→ **Task goal**: Work out the number of lines containing "有効回答数". Give that number alone.

→ **Record excerpts**:
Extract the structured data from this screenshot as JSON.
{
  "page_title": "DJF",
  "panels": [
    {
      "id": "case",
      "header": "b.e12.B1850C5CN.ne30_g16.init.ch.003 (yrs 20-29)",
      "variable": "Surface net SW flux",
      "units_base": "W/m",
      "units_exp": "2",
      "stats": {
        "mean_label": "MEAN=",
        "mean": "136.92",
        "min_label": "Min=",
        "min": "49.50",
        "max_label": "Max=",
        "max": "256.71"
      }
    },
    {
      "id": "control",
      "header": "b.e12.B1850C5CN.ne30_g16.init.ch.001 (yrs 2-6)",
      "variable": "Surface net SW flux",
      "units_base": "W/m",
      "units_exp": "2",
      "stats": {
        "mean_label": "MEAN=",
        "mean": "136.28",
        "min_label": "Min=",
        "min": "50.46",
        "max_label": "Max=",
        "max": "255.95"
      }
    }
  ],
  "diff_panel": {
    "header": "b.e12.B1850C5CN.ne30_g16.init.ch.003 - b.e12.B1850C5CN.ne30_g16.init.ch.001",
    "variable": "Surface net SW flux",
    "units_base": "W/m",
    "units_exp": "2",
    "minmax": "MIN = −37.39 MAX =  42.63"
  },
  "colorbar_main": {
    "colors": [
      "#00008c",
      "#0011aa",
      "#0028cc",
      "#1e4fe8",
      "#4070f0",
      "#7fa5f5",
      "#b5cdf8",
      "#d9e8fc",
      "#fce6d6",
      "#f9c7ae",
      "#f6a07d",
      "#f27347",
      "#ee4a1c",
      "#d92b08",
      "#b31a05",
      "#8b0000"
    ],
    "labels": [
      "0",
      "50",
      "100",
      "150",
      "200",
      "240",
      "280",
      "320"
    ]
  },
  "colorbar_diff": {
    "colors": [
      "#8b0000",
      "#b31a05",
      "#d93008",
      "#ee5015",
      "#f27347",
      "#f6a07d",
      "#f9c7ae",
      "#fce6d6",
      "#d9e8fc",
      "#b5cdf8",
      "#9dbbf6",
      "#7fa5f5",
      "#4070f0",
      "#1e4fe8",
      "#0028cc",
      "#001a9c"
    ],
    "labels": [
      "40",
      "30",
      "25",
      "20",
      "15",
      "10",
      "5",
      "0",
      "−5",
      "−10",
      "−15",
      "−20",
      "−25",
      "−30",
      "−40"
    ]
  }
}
---
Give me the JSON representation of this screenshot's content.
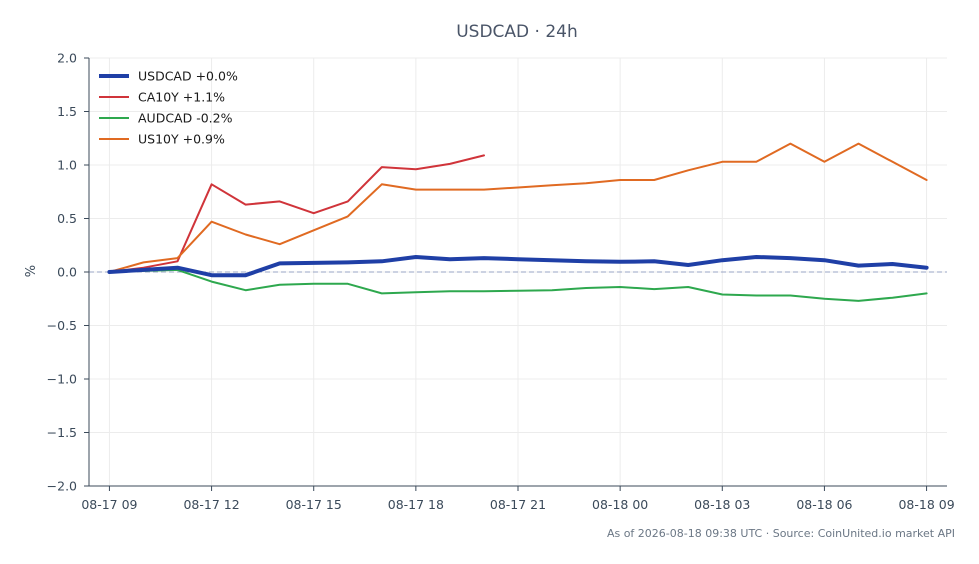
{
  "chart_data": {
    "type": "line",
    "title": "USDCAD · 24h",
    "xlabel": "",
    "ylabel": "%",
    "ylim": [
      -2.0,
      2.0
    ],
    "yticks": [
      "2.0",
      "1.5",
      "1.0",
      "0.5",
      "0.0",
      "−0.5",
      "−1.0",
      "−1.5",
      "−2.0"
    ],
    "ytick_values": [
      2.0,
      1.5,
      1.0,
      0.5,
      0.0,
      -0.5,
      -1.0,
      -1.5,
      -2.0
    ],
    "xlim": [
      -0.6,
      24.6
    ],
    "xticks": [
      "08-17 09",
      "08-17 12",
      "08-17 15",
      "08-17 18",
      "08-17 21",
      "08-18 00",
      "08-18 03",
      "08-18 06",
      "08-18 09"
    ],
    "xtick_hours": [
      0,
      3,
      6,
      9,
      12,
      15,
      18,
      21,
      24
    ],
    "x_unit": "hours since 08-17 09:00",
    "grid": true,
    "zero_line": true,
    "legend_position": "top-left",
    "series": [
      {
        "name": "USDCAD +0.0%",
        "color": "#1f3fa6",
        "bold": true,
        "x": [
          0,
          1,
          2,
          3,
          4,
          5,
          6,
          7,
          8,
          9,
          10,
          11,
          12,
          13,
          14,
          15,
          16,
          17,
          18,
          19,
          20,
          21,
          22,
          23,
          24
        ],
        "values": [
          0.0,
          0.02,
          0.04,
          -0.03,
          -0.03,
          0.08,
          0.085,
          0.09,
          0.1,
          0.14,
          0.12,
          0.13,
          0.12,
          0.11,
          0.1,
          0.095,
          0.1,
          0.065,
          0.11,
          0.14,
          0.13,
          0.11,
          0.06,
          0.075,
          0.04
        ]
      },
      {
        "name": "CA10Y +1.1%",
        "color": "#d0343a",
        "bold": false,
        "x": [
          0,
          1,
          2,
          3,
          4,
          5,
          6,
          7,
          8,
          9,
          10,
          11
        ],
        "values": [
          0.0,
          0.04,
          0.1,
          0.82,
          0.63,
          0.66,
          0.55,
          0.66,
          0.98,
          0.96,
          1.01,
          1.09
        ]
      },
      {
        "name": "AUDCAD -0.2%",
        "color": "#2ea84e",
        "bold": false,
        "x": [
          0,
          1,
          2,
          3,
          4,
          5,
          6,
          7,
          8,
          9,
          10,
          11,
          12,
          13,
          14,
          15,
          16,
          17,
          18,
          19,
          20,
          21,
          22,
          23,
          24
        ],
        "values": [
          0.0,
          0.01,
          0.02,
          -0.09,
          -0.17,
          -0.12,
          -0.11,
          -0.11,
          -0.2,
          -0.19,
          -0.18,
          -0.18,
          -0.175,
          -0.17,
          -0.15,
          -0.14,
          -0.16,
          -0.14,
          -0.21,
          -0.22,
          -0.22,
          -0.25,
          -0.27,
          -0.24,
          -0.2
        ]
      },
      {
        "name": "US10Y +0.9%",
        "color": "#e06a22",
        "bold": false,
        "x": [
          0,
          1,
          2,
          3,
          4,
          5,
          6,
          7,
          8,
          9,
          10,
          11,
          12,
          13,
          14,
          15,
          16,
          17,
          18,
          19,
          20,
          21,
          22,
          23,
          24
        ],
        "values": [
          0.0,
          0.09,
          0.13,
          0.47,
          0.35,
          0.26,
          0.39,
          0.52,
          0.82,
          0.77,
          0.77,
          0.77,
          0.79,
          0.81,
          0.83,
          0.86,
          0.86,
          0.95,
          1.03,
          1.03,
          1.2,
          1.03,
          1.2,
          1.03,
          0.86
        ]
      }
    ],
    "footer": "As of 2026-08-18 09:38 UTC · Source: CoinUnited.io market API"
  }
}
* * *
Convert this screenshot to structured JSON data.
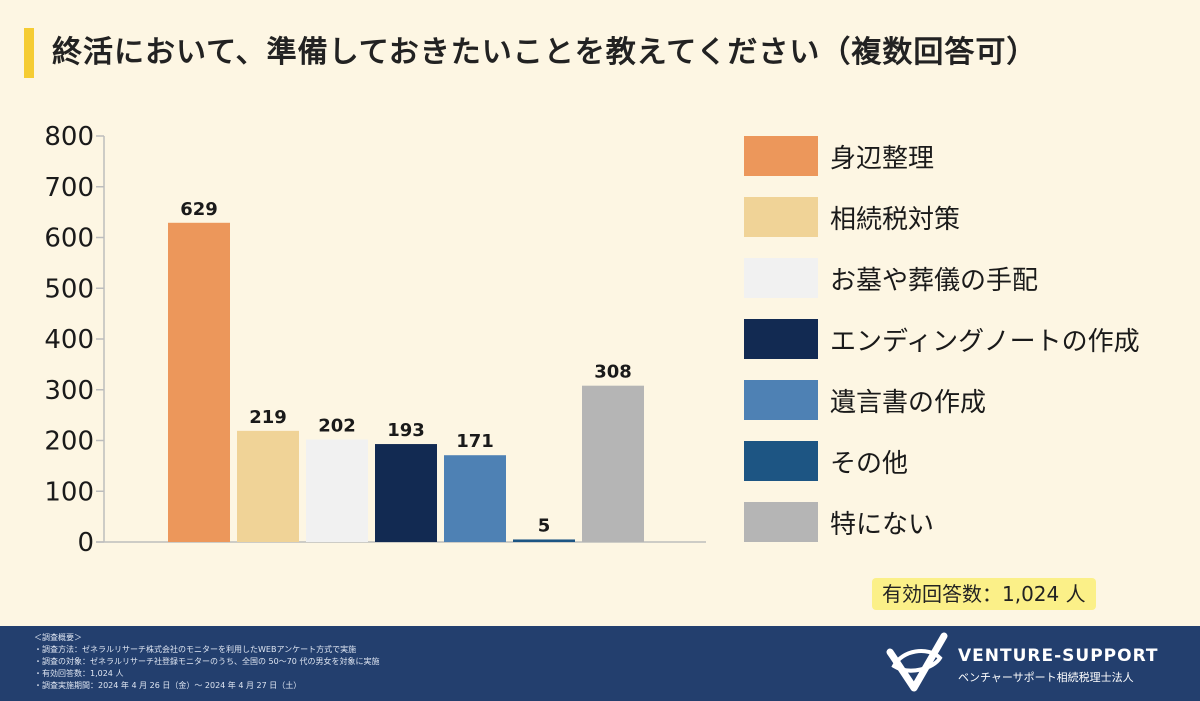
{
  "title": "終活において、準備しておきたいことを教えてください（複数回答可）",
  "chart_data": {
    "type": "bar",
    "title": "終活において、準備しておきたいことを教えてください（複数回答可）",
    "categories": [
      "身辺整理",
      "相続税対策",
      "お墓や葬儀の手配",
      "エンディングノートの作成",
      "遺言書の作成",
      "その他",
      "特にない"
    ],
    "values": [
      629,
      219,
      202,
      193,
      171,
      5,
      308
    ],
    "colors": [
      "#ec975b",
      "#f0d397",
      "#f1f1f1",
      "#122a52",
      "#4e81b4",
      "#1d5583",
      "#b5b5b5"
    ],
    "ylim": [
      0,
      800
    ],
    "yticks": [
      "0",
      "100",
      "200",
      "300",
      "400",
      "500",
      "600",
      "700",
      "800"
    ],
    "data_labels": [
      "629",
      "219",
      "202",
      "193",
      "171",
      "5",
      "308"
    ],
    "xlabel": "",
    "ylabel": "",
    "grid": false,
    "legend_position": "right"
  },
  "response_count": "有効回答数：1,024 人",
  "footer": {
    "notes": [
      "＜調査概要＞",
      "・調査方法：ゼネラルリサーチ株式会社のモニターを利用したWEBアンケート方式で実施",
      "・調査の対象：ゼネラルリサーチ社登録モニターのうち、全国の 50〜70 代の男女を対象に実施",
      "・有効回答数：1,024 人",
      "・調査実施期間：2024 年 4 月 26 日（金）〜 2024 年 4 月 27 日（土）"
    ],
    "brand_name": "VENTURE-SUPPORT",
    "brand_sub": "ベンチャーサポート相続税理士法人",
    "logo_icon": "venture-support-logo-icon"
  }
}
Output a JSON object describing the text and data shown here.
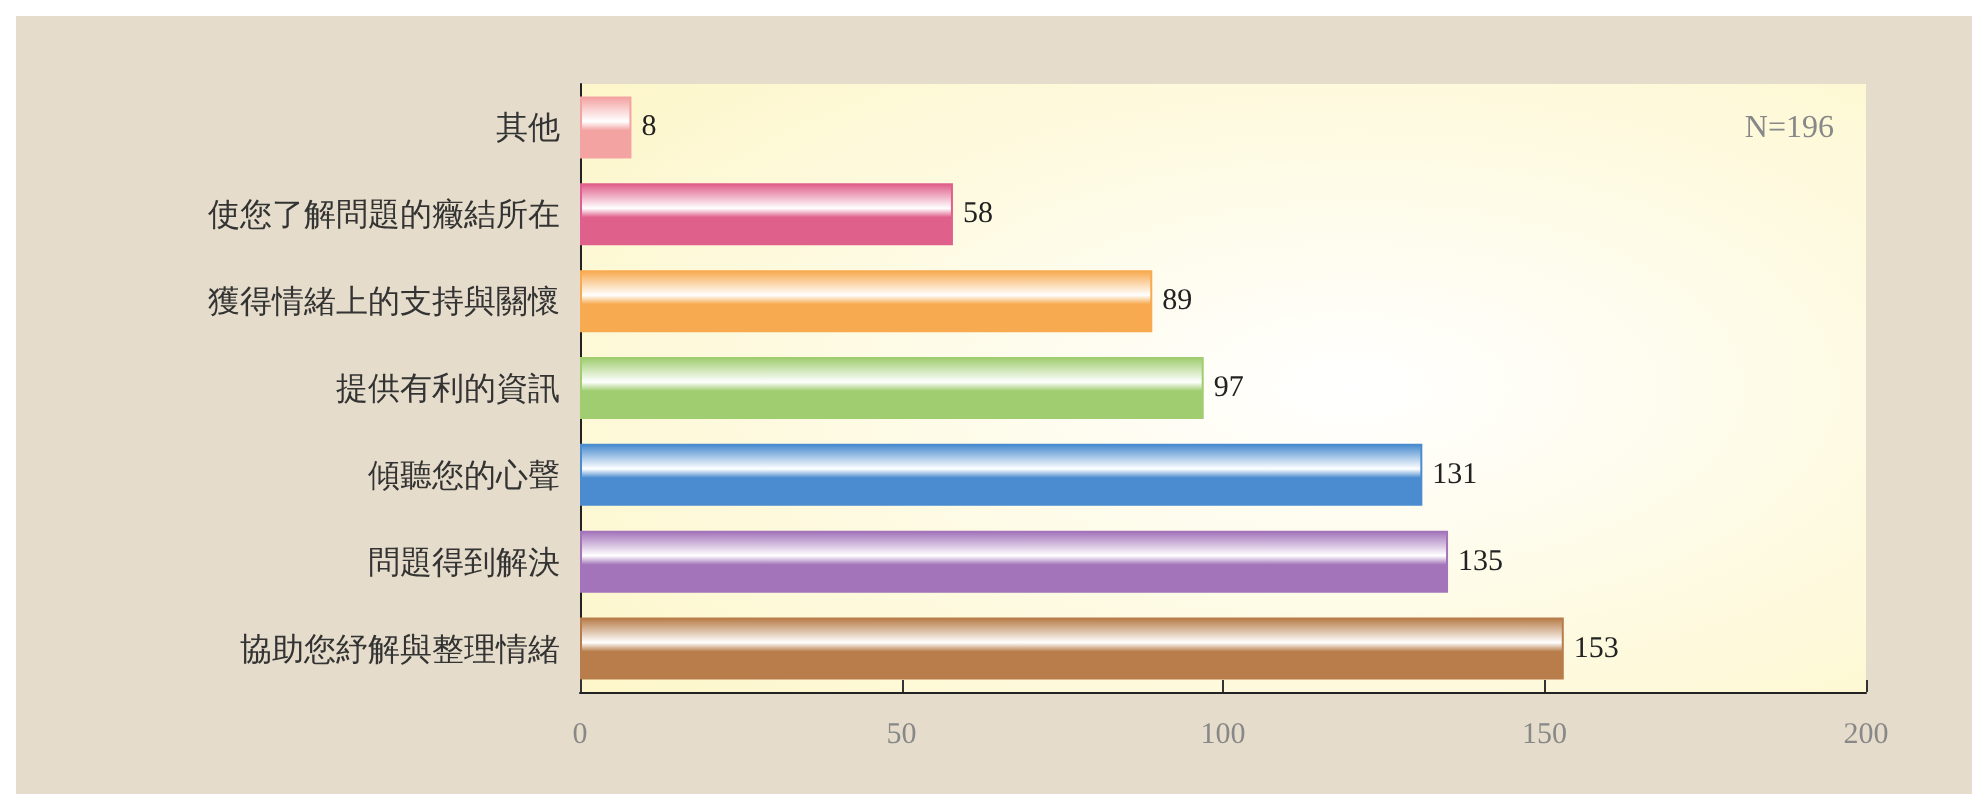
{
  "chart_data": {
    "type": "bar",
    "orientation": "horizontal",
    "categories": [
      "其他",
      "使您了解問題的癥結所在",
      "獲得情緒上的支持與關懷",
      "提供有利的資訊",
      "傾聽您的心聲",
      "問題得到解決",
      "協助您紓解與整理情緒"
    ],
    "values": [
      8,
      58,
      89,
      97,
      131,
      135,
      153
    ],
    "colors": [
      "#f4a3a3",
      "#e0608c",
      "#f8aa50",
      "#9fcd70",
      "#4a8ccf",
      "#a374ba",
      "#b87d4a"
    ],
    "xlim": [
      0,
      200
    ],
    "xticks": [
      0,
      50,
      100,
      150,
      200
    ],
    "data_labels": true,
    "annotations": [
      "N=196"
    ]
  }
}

→ **Solution to the problem**: 2